Copy out the entries below in full and exactly.

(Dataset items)
■ ■ ■ ■ ■ ■ ■

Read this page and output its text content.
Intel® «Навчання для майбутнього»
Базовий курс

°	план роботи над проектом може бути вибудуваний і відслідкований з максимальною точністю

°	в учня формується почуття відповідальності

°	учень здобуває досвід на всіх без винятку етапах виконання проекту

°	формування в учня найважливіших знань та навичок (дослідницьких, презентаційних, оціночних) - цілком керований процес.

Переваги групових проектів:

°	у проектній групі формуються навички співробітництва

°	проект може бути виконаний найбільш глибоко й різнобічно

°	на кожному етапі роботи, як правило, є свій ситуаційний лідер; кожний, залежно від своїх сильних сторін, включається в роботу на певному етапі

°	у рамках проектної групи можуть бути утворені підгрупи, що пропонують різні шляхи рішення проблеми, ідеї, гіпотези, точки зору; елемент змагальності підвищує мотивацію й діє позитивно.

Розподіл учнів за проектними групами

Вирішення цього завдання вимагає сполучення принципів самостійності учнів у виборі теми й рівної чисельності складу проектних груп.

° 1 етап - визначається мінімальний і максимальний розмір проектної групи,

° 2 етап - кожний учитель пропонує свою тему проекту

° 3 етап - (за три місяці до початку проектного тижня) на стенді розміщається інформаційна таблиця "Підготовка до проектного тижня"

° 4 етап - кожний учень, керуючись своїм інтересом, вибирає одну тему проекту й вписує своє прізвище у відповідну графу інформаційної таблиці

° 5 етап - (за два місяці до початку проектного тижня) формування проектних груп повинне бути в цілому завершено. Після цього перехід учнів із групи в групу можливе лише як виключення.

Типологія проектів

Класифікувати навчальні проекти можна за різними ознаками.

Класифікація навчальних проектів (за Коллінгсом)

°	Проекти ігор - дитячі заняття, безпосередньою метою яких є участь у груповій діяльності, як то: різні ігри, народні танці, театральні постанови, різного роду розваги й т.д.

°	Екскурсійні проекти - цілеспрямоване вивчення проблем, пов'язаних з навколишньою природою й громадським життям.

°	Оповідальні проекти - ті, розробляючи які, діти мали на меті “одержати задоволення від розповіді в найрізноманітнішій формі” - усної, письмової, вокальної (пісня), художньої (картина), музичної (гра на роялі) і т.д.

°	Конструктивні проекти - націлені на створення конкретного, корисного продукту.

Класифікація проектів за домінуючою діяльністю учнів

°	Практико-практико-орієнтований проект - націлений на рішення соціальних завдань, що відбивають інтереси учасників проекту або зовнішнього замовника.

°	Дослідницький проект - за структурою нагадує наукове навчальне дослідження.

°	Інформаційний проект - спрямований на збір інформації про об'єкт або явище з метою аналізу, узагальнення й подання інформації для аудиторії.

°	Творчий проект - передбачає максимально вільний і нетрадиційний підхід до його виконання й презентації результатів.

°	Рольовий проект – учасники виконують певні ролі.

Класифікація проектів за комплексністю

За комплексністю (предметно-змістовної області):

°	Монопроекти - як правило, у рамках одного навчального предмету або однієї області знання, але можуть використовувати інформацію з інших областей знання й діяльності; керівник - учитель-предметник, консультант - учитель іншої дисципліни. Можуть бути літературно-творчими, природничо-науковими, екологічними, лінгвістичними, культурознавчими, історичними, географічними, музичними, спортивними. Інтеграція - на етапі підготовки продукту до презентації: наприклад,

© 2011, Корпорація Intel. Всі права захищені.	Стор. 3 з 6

■ ■ ■ ■ ■ ■ ■

Worked solution —
Read this page and output its text content.
Intel® «Навчання для майбутнього»
Базовий курс

°	план роботи над проектом може бути вибудуваний і відслідкований з максимальною точністю

°	в учня формується почуття відповідальності

°	учень здобуває досвід на всіх без винятку етапах виконання проекту

°	формування в учня найважливіших знань та навичок (дослідницьких, презентаційних, оціночних) - цілком керований процес.

Переваги групових проектів:

°	у проектній групі формуються навички співробітництва

°	проект може бути виконаний найбільш глибоко й різнобічно

°	на кожному етапі роботи, як правило, є свій ситуаційний лідер; кожний, залежно від своїх сильних сторін, включається в роботу на певному етапі

°	у рамках проектної групи можуть бути утворені підгрупи, що пропонують різні шляхи рішення проблеми, ідеї, гіпотези, точки зору; елемент змагальності підвищує мотивацію й діє позитивно.

Розподіл учнів за проектними групами

Вирішення цього завдання вимагає сполучення принципів самостійності учнів у виборі теми й рівної чисельності складу проектних груп.

° 1 етап - визначається мінімальний і максимальний розмір проектної групи,

° 2 етап - кожний учитель пропонує свою тему проекту

° 3 етап - (за три місяці до початку проектного тижня) на стенді розміщається інформаційна таблиця "Підготовка до проектного тижня"

° 4 етап - кожний учень, керуючись своїм інтересом, вибирає одну тему проекту й вписує своє прізвище у відповідну графу інформаційної таблиці

° 5 етап - (за два місяці до початку проектного тижня) формування проектних груп повинне бути в цілому завершено. Після цього перехід учнів із групи в групу можливе лише як виключення.

Типологія проектів

Класифікувати навчальні проекти можна за різними ознаками.

Класифікація навчальних проектів (за Коллінгсом)

°	Проекти ігор - дитячі заняття, безпосередньою метою яких є участь у груповій діяльності, як то: різні ігри, народні танці, театральні постанови, різного роду розваги й т.д.

°	Екскурсійні проекти - цілеспрямоване вивчення проблем, пов'язаних з навколишньою природою й громадським життям.

°	Оповідальні проекти - ті, розробляючи які, діти мали на меті “одержати задоволення від розповіді в найрізноманітнішій формі” - усної, письмової, вокальної (пісня), художньої (картина), музичної (гра на роялі) і т.д.

°	Конструктивні проекти - націлені на створення конкретного, корисного продукту.

Класифікація проектів за домінуючою діяльністю учнів

°	Практико-практико-орієнтований проект - націлений на рішення соціальних завдань, що відбивають інтереси учасників проекту або зовнішнього замовника.

°	Дослідницький проект - за структурою нагадує наукове навчальне дослідження.

°	Інформаційний проект - спрямований на збір інформації про об'єкт або явище з метою аналізу, узагальнення й подання інформації для аудиторії.

°	Творчий проект - передбачає максимально вільний і нетрадиційний підхід до його виконання й презентації результатів.

°	Рольовий проект – учасники виконують певні ролі.

Класифікація проектів за комплексністю

За комплексністю (предметно-змістовної області):

°	Монопроекти - як правило, у рамках одного навчального предмету або однієї області знання, але можуть використовувати інформацію з інших областей знання й діяльності; керівник - учитель-предметник, консультант - учитель іншої дисципліни. Можуть бути літературно-творчими, природничо-науковими, екологічними, лінгвістичними, культурознавчими, історичними, географічними, музичними, спортивними. Інтеграція - на етапі підготовки продукту до презентації: наприклад,

© 2011, Корпорація Intel. Всі права захищені.	Стор. 3 з 6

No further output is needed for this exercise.